Short task:
Among the entries, which lines carry the string "icon"? Copy each of them.

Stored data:
※ ※ ※

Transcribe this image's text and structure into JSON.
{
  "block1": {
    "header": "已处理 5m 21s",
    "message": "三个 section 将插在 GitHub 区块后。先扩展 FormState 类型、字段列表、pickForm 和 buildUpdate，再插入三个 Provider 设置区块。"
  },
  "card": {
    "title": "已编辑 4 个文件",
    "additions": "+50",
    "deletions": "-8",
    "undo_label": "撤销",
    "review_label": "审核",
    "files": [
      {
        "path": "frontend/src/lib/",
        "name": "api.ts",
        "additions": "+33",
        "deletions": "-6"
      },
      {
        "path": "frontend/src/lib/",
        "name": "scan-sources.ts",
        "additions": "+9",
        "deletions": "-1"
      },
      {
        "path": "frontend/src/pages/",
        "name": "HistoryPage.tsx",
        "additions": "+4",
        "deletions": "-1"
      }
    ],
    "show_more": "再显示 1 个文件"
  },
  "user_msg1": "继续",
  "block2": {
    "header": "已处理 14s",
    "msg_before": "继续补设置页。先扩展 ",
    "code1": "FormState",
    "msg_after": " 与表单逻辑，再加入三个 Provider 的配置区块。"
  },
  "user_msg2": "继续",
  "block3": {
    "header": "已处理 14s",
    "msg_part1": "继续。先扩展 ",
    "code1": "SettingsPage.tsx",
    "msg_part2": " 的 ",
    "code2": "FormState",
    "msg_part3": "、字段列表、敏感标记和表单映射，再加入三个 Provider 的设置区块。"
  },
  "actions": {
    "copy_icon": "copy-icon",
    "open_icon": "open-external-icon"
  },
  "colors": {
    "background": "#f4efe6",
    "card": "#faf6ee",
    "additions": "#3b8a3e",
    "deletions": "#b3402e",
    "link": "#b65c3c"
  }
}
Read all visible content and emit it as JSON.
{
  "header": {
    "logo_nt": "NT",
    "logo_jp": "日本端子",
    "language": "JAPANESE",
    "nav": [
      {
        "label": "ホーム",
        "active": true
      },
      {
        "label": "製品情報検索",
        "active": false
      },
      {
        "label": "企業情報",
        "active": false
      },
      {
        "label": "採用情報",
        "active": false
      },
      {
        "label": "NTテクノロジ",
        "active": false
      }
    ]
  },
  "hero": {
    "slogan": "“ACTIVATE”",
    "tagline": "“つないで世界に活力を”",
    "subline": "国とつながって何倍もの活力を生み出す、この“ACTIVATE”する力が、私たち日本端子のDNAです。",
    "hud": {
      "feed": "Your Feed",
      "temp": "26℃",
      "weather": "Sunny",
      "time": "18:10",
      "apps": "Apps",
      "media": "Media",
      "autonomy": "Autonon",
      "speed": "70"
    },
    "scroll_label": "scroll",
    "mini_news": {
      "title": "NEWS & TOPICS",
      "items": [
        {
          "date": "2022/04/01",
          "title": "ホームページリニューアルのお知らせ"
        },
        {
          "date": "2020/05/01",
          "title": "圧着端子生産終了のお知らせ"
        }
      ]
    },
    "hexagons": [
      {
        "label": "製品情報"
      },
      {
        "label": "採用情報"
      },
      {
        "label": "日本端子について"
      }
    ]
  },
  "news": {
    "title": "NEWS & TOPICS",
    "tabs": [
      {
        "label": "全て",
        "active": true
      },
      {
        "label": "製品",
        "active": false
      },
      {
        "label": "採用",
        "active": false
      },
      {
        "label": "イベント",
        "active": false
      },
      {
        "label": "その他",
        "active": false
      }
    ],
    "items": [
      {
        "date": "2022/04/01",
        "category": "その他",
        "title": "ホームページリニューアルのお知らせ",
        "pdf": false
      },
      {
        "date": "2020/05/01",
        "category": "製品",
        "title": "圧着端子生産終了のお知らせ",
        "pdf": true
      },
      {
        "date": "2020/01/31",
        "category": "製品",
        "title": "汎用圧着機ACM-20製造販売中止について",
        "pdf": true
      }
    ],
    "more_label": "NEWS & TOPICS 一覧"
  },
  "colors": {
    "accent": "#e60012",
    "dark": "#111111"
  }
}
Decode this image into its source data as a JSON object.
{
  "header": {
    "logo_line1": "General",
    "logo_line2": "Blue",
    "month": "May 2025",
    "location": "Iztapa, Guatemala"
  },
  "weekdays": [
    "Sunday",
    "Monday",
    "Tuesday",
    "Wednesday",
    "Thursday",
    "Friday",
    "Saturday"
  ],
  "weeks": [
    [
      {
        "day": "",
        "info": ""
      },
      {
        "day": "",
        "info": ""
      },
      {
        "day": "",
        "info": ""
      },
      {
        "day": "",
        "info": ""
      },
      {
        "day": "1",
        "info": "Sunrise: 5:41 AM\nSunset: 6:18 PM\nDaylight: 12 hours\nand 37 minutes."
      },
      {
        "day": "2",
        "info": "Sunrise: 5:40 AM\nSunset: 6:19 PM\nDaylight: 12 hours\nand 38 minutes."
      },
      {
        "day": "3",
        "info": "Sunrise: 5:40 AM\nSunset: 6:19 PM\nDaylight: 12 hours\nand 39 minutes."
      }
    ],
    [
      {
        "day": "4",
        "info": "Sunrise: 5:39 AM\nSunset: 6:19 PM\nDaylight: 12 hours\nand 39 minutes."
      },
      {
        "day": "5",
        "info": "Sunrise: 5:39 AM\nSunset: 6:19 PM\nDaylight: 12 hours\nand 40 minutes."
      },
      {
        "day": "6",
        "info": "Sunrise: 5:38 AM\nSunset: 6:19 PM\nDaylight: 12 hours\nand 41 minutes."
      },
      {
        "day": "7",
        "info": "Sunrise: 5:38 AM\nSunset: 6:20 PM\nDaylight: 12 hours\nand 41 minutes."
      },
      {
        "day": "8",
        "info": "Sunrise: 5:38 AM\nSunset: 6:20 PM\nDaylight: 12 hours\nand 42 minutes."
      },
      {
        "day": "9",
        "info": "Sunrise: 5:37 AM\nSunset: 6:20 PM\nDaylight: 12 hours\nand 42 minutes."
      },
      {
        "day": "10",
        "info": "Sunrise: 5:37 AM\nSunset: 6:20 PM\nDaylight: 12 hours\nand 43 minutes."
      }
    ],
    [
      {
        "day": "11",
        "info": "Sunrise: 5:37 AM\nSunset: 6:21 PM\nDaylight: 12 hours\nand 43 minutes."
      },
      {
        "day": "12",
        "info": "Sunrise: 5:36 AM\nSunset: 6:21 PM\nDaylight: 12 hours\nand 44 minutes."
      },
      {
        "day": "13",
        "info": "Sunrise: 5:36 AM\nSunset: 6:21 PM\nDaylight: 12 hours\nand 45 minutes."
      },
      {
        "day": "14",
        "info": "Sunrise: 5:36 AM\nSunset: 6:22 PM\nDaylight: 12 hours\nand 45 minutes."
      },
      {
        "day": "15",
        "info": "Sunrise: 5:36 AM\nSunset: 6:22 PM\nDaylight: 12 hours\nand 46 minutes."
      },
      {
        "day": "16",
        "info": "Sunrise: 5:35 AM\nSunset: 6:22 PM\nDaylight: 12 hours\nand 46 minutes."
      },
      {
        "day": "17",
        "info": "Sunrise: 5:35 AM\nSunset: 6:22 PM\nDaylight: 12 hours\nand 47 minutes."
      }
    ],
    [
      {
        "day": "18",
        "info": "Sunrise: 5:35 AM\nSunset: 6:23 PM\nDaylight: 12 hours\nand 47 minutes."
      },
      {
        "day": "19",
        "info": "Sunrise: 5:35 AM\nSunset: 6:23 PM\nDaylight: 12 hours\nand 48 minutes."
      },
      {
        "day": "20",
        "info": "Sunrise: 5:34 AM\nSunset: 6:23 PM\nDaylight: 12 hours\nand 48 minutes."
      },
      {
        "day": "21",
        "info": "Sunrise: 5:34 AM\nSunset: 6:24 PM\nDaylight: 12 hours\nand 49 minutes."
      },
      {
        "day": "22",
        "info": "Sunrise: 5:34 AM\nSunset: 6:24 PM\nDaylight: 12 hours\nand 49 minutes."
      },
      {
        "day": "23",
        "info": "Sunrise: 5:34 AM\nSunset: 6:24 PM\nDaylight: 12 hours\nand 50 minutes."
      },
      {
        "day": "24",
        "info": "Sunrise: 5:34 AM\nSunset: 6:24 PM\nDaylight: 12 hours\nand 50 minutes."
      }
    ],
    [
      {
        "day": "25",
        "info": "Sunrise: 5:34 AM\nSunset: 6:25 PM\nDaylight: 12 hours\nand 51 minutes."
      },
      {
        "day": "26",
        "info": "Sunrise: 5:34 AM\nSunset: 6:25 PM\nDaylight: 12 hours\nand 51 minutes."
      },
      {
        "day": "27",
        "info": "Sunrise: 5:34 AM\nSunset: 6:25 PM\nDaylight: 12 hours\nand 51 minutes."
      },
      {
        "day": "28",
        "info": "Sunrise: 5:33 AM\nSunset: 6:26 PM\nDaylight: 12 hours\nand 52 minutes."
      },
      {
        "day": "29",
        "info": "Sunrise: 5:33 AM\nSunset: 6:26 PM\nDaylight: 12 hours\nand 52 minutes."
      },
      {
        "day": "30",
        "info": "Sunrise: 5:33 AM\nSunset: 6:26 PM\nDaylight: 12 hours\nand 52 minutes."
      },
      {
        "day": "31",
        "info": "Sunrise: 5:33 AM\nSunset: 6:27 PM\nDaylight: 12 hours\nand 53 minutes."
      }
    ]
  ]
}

※ ※ ※

Exercise result:
    "copy_icon": "copy-icon",
    "open_icon": "open-external-icon"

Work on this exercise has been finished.